Provided passage:
-------

= Greg Laconsay =

Filipino writer (born 1931)

Gregorio "Greg" C. Laconsay (born March 12, 1931) is a Filipino-Ilocano editor and writer in the Philippines. He was the former editor in chief for two prominent literary magazines in the Philippines, namely the Ilocano-language Bannawag and the Tagalog-language Liwayway.

==Personal life==
Greg Laconsay was born in Natividad, Pangasinan.

==Literary career==
In 1966, Laconsay was the chief editor for the magazine Bannawag. He became an assistant director for editorials at Liwayway Publishing, Inc., and later became the full-pledged overall director for the chain of Liwayway publications beginning 1977. He retired in 1991. He received twenty seven major awards and recognition from different organizations in the Philippines and abroad. He also became a member of the Filipino Academy of Movie Arts and Sciences (FAMAS).

==Works==
===Dictionaries===
- Iluko–English–Tagalog Dictionary (1993)
- Simplified Iluko Grammar (2005)

-------

Given entries:
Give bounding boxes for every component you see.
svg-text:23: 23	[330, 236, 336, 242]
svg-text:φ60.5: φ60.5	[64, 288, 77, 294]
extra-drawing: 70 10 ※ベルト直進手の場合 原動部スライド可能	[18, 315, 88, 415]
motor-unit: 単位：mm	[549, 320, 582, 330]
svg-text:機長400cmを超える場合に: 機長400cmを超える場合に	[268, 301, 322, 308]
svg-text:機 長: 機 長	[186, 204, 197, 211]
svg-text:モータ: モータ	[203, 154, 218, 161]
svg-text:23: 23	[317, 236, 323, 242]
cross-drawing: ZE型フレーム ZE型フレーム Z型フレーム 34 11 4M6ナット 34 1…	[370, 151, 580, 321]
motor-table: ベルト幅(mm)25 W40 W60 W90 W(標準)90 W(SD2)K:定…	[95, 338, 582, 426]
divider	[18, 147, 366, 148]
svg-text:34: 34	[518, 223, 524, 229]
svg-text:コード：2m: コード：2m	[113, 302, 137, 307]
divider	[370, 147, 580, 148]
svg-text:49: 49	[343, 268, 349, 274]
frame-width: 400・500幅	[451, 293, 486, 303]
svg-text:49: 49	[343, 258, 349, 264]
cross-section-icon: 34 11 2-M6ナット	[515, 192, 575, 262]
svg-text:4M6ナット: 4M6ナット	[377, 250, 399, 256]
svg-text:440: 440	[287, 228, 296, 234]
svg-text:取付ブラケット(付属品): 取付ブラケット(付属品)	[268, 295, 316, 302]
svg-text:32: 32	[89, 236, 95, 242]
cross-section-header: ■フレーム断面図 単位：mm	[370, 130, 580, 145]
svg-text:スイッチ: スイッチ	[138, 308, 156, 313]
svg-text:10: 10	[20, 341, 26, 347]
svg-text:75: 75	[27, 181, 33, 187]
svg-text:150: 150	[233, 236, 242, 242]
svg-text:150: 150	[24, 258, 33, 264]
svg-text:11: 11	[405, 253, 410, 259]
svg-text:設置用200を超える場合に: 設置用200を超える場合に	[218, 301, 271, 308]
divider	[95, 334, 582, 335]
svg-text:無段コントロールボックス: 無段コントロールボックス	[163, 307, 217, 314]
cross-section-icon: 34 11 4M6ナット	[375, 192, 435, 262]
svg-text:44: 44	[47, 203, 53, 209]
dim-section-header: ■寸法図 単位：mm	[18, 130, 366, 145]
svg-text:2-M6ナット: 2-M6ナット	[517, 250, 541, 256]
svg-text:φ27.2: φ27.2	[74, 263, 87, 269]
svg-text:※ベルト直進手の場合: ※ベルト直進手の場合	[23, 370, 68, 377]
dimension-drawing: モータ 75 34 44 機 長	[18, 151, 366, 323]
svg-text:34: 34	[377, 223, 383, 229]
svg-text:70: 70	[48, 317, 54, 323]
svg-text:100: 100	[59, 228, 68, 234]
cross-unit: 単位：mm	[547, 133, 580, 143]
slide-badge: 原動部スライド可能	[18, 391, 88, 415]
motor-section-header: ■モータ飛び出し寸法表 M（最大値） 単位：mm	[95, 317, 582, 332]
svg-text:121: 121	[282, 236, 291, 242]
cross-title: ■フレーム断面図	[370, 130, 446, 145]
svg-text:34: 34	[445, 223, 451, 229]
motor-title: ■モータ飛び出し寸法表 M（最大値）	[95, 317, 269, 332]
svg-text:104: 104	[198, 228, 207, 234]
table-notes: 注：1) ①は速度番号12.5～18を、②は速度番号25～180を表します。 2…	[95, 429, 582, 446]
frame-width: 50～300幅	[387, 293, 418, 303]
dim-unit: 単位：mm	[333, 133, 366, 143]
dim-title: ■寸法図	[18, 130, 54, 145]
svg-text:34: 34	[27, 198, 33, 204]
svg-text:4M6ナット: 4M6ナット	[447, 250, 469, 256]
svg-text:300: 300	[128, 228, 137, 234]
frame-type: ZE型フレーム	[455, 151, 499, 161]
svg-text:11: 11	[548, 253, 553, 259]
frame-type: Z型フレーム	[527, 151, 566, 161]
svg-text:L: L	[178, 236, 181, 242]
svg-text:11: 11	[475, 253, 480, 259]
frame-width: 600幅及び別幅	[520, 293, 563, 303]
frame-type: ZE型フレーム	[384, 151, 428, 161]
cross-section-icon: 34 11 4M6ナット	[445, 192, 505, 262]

-------

Goal: Please extend the Greg Laconsay biography, picking up right after its final line.

Expected answer:
===Ilocano novels===
- Ti Kabusor (1974)
- Ti Love Story ni Theresa (1971) – Theresa's Love Story
- Nalagda a Cari (1951)
- Rebelde (1957) – Rebel
- Villa Verde (1959) – Green Valley
- Sacramento (1960) – Sacrament
- Purisima Concepcion (1961) – Immaculate Concepcion
- Kadena Perpetua (1961) – Perpetual Chain
- Kasimpungalan (1962)
- Rupanrupa (1963)
- Ti Ubing nga Agpateg iti Sangapirgis a Papel (1964)
- Dawel (1964)
- Littik (1965)
- Samuel (1966)
- Dagiti Agtawid (1967)
- Ti Biddut (1968)
- Nympho (1971)

===Sex education literature===
- Lalake at Babae (1974) – Man and Woman
- Sex Education sa Modernong Lalaki at Babae (1986) – Sex Education for Modern Man and Woman
- Panalo Ka! (1990) – You Win!
- My Sexpert Opinion (1984)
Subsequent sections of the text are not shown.